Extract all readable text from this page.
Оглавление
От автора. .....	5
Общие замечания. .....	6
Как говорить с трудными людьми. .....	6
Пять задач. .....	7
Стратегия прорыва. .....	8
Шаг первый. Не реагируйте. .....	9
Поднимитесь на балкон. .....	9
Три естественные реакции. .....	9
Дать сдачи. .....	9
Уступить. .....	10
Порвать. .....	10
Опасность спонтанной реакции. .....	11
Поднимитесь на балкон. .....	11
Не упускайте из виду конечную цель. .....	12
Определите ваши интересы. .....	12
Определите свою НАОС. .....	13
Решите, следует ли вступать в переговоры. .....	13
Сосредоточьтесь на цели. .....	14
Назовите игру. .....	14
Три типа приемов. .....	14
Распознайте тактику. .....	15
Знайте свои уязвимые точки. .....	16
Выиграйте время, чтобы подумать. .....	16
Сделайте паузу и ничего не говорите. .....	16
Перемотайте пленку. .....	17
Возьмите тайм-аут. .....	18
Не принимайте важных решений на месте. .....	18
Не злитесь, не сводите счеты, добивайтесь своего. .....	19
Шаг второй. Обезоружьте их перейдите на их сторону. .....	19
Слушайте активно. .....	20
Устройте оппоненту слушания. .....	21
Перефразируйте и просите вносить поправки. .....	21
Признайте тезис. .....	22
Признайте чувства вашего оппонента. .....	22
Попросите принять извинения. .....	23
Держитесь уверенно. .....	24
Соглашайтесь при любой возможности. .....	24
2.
- - -
PROBLEM TO WORK ON: Return all of the data exactly as it reads.

SOLUTION FOR THIS TASK:
Extract all readable text from this page.
Оглавление
От автора. .....	5
Общие замечания. .....	6
Как говорить с трудными людьми. .....	6
Пять задач. .....	7
Стратегия прорыва. .....	8
Шаг первый. Не реагируйте. .....	9
Поднимитесь на балкон. .....	9
Три естественные реакции. .....	9
Дать сдачи. .....	9
Уступить. .....	10
Порвать. .....	10
Опасность спонтанной реакции. .....	11
Поднимитесь на балкон. .....	11
Не упускайте из виду конечную цель. .....	12
Определите ваши интересы. .....	12
Определите свою НАОС. .....	13
Решите, следует ли вступать в переговоры. .....	13
Сосредоточьтесь на цели. .....	14
Назовите игру. .....	14
Три типа приемов. .....	14
Распознайте тактику. .....	15
Знайте свои уязвимые точки. .....	16
Выиграйте время, чтобы подумать. .....	16
Сделайте паузу и ничего не говорите. .....	16
Перемотайте пленку. .....	17
Возьмите тайм-аут. .....	18
Не принимайте важных решений на месте. .....	18
Не злитесь, не сводите счеты, добивайтесь своего. .....	19
Шаг второй. Обезоружьте их перейдите на их сторону. .....	19
Слушайте активно. .....	20
Устройте оппоненту слушания. .....	21
Перефразируйте и просите вносить поправки. .....	21
Признайте тезис. .....	22
Признайте чувства вашего оппонента. .....	22
Попросите принять извинения. .....	23
Держитесь уверенно. .....	24
Соглашайтесь при любой возможности. .....	24
2.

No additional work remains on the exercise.